_Goal of the exercise_
Beneath this task is a listing; retype all of it exactly.

Data entries
_ _ _ _ _

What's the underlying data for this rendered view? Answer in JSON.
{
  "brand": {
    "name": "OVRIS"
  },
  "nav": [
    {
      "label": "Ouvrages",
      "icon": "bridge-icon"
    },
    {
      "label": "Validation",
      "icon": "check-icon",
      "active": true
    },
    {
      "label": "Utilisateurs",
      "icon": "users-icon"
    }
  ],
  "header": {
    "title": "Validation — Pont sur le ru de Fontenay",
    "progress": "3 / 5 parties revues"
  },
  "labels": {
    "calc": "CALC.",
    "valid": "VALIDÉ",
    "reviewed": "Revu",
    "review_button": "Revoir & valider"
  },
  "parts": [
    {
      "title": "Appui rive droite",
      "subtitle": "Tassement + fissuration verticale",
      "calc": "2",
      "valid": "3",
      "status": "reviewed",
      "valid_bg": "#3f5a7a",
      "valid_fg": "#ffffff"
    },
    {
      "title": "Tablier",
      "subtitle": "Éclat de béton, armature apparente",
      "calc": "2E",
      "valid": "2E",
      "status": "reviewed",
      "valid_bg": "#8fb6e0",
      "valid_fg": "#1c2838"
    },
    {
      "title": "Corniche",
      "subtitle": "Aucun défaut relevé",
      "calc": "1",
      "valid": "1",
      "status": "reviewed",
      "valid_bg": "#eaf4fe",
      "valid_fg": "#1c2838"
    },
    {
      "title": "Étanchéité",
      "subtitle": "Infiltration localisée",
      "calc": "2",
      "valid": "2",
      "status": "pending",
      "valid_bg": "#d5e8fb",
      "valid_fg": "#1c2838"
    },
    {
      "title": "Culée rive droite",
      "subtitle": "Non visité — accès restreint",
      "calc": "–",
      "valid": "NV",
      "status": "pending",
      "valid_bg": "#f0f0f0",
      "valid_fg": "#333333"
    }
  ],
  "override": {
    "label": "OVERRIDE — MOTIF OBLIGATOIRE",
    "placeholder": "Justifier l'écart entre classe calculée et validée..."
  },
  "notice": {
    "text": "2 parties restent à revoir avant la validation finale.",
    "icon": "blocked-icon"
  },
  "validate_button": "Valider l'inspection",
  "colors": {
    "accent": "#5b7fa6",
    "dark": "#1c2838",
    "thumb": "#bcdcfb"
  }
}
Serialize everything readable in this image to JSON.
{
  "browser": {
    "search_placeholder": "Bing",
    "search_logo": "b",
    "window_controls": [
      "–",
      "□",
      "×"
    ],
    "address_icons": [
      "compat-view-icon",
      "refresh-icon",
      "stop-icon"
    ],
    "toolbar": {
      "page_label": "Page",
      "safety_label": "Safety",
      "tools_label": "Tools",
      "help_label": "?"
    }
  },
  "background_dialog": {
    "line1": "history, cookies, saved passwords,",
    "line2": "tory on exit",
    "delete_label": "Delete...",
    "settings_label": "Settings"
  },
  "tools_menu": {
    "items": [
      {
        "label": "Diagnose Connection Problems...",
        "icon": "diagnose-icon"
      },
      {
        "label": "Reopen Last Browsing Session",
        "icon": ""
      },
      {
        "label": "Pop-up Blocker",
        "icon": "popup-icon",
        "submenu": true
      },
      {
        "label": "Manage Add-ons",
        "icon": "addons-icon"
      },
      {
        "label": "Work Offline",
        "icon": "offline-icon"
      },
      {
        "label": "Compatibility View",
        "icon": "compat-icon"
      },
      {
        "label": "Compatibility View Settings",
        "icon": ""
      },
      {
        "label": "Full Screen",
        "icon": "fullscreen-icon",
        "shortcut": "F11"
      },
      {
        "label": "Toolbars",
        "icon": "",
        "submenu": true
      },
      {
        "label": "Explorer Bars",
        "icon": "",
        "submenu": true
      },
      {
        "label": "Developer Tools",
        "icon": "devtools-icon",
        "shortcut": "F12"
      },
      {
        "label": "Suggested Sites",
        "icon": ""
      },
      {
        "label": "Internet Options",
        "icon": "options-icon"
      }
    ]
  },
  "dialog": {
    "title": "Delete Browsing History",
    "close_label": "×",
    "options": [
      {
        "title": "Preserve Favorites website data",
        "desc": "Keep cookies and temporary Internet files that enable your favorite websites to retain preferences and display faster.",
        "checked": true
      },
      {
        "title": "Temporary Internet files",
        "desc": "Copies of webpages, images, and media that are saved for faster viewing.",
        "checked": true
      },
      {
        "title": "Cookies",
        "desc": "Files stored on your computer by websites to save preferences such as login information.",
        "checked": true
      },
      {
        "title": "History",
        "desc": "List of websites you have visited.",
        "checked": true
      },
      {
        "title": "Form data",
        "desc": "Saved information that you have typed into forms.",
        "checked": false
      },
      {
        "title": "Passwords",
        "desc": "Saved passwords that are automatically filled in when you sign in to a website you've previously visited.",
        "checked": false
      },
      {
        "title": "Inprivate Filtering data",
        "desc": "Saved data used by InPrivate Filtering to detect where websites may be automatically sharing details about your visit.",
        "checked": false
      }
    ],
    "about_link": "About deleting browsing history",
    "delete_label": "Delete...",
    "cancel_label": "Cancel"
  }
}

_ _ _ _ _

_Solution to this problem_
What's the underlying data for this rendered view? Answer in JSON.
{
  "brand": {
    "name": "OVRIS"
  },
  "nav": [
    {
      "label": "Ouvrages",
      "icon": "bridge-icon"
    },
    {
      "label": "Validation",
      "icon": "check-icon",
      "active": true
    },
    {
      "label": "Utilisateurs",
      "icon": "users-icon"
    }
  ],
  "header": {
    "title": "Validation — Pont sur le ru de Fontenay",
    "progress": "3 / 5 parties revues"
  },
  "labels": {
    "calc": "CALC.",
    "valid": "VALIDÉ",
    "reviewed": "Revu",
    "review_button": "Revoir & valider"
  },
  "parts": [
    {
      "title": "Appui rive droite",
      "subtitle": "Tassement + fissuration verticale",
      "calc": "2",
      "valid": "3",
      "status": "reviewed",
      "valid_bg": "#3f5a7a",
      "valid_fg": "#ffffff"
    },
    {
      "title": "Tablier",
      "subtitle": "Éclat de béton, armature apparente",
      "calc": "2E",
      "valid": "2E",
      "status": "reviewed",
      "valid_bg": "#8fb6e0",
      "valid_fg": "#1c2838"
    },
    {
      "title": "Corniche",
      "subtitle": "Aucun défaut relevé",
      "calc": "1",
      "valid": "1",
      "status": "reviewed",
      "valid_bg": "#eaf4fe",
      "valid_fg": "#1c2838"
    },
    {
      "title": "Étanchéité",
      "subtitle": "Infiltration localisée",
      "calc": "2",
      "valid": "2",
      "status": "pending",
      "valid_bg": "#d5e8fb",
      "valid_fg": "#1c2838"
    },
    {
      "title": "Culée rive droite",
      "subtitle": "Non visité — accès restreint",
      "calc": "–",
      "valid": "NV",
      "status": "pending",
      "valid_bg": "#f0f0f0",
      "valid_fg": "#333333"
    }
  ],
  "override": {
    "label": "OVERRIDE — MOTIF OBLIGATOIRE",
    "placeholder": "Justifier l'écart entre classe calculée et validée..."
  },
  "notice": {
    "text": "2 parties restent à revoir avant la validation finale.",
    "icon": "blocked-icon"
  },
  "validate_button": "Valider l'inspection",
  "colors": {
    "accent": "#5b7fa6",
    "dark": "#1c2838",
    "thumb": "#bcdcfb"
  }
}
Serialize everything readable in this image to JSON.
{
  "browser": {
    "search_placeholder": "Bing",
    "search_logo": "b",
    "window_controls": [
      "–",
      "□",
      "×"
    ],
    "address_icons": [
      "compat-view-icon",
      "refresh-icon",
      "stop-icon"
    ],
    "toolbar": {
      "page_label": "Page",
      "safety_label": "Safety",
      "tools_label": "Tools",
      "help_label": "?"
    }
  },
  "background_dialog": {
    "line1": "history, cookies, saved passwords,",
    "line2": "tory on exit",
    "delete_label": "Delete...",
    "settings_label": "Settings"
  },
  "tools_menu": {
    "items": [
      {
        "label": "Diagnose Connection Problems...",
        "icon": "diagnose-icon"
      },
      {
        "label": "Reopen Last Browsing Session",
        "icon": ""
      },
      {
        "label": "Pop-up Blocker",
        "icon": "popup-icon",
        "submenu": true
      },
      {
        "label": "Manage Add-ons",
        "icon": "addons-icon"
      },
      {
        "label": "Work Offline",
        "icon": "offline-icon"
      },
      {
        "label": "Compatibility View",
        "icon": "compat-icon"
      },
      {
        "label": "Compatibility View Settings",
        "icon": ""
      },
      {
        "label": "Full Screen",
        "icon": "fullscreen-icon",
        "shortcut": "F11"
      },
      {
        "label": "Toolbars",
        "icon": "",
        "submenu": true
      },
      {
        "label": "Explorer Bars",
        "icon": "",
        "submenu": true
      },
      {
        "label": "Developer Tools",
        "icon": "devtools-icon",
        "shortcut": "F12"
      },
      {
        "label": "Suggested Sites",
        "icon": ""
      },
      {
        "label": "Internet Options",
        "icon": "options-icon"
      }
    ]
  },
  "dialog": {
    "title": "Delete Browsing History",
    "close_label": "×",
    "options": [
      {
        "title": "Preserve Favorites website data",
        "desc": "Keep cookies and temporary Internet files that enable your favorite websites to retain preferences and display faster.",
        "checked": true
      },
      {
        "title": "Temporary Internet files",
        "desc": "Copies of webpages, images, and media that are saved for faster viewing.",
        "checked": true
      },
      {
        "title": "Cookies",
        "desc": "Files stored on your computer by websites to save preferences such as login information.",
        "checked": true
      },
      {
        "title": "History",
        "desc": "List of websites you have visited.",
        "checked": true
      },
      {
        "title": "Form data",
        "desc": "Saved information that you have typed into forms.",
        "checked": false
      },
      {
        "title": "Passwords",
        "desc": "Saved passwords that are automatically filled in when you sign in to a website you've previously visited.",
        "checked": false
      },
      {
        "title": "Inprivate Filtering data",
        "desc": "Saved data used by InPrivate Filtering to detect where websites may be automatically sharing details about your visit.",
        "checked": false
      }
    ],
    "about_link": "About deleting browsing history",
    "delete_label": "Delete...",
    "cancel_label": "Cancel"
  }
}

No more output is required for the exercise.